Copy every line of the records below where the word "JSON" occurs.

--- start of Records supplied ---

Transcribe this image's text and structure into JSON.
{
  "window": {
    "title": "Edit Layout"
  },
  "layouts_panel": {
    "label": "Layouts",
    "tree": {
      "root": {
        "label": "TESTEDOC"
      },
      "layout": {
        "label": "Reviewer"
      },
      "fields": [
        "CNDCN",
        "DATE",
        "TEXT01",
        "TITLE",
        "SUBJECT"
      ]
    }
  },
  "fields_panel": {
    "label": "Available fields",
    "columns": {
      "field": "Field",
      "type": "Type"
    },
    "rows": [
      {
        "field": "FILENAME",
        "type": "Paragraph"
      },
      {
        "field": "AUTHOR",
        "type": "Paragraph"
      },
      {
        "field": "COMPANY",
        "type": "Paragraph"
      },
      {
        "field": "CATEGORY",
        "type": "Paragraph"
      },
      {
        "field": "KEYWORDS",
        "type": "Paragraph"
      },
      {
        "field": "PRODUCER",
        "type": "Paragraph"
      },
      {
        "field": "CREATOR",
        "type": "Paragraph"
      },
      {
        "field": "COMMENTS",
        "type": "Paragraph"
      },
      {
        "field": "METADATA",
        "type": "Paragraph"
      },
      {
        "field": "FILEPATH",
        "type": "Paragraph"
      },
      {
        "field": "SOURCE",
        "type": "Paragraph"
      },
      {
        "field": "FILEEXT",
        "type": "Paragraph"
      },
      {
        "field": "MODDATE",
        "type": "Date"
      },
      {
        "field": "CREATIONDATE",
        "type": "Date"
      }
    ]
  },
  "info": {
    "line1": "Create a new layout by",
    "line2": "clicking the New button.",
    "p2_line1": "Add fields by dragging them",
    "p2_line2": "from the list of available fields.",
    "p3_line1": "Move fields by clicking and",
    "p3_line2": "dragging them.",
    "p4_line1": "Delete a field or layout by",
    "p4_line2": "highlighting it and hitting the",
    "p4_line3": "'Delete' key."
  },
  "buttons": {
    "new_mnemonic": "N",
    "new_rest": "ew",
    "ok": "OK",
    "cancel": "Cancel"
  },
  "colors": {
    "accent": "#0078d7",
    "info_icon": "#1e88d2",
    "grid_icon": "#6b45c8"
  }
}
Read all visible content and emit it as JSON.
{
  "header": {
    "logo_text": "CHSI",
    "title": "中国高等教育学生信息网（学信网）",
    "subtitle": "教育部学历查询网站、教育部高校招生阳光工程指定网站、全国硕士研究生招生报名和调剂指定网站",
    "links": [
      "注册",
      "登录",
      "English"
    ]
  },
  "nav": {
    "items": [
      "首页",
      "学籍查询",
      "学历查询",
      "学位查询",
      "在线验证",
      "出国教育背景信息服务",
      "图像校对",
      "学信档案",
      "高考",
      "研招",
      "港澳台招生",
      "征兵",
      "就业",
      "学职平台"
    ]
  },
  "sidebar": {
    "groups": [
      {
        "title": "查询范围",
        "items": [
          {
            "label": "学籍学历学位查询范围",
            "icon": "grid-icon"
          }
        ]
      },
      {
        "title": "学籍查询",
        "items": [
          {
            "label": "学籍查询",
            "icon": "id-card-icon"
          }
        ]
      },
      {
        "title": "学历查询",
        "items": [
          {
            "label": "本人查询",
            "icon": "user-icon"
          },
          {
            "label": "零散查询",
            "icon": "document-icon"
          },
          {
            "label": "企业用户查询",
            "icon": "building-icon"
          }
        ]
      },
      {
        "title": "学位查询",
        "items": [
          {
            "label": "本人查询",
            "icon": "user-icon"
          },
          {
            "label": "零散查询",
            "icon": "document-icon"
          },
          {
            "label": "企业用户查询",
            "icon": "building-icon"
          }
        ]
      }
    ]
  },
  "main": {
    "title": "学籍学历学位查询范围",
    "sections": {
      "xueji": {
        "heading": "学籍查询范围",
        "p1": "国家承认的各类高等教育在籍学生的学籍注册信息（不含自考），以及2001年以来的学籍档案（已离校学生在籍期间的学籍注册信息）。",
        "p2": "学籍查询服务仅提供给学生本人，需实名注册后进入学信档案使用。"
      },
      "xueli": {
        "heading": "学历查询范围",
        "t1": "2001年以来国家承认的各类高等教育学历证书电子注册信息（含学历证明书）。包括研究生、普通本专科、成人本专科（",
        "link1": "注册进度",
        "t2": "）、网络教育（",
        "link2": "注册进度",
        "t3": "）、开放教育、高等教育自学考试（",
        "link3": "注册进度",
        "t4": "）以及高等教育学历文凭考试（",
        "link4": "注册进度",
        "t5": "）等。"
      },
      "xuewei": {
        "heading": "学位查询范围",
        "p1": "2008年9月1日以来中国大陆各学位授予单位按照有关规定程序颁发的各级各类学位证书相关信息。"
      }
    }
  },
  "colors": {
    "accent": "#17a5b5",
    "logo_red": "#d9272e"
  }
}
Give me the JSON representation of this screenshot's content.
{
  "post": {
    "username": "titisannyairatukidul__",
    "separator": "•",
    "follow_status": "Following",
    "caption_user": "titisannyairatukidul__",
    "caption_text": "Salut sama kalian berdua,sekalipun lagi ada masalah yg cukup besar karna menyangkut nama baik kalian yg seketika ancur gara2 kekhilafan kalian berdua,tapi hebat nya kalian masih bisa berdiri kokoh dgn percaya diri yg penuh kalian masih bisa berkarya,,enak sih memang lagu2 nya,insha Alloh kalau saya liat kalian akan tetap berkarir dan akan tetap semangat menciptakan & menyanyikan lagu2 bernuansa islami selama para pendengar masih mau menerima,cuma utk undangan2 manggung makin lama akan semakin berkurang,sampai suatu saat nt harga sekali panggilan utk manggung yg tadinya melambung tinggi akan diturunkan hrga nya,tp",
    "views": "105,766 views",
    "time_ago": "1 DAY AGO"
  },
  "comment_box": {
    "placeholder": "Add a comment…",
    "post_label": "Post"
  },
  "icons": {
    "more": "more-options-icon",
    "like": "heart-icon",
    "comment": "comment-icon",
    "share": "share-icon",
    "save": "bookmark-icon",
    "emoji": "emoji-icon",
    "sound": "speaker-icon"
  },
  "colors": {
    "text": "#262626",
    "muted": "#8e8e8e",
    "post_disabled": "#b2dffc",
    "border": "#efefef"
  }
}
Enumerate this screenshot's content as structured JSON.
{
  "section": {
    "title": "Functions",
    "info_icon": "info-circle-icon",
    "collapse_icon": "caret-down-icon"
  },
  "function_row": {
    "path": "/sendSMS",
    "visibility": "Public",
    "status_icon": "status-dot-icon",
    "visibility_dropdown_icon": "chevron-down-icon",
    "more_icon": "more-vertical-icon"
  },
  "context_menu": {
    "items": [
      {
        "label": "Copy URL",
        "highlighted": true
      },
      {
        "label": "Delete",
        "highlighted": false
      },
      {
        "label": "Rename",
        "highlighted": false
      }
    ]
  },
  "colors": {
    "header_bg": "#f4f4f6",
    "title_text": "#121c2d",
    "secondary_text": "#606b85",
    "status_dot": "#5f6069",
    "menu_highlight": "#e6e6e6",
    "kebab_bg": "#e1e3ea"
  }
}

--- end of Records supplied ---

§ **Complete response**
Transcribe this image's text and structure into JSON.
Read all visible content and emit it as JSON.
Give me the JSON representation of this screenshot's content.
Enumerate this screenshot's content as structured JSON.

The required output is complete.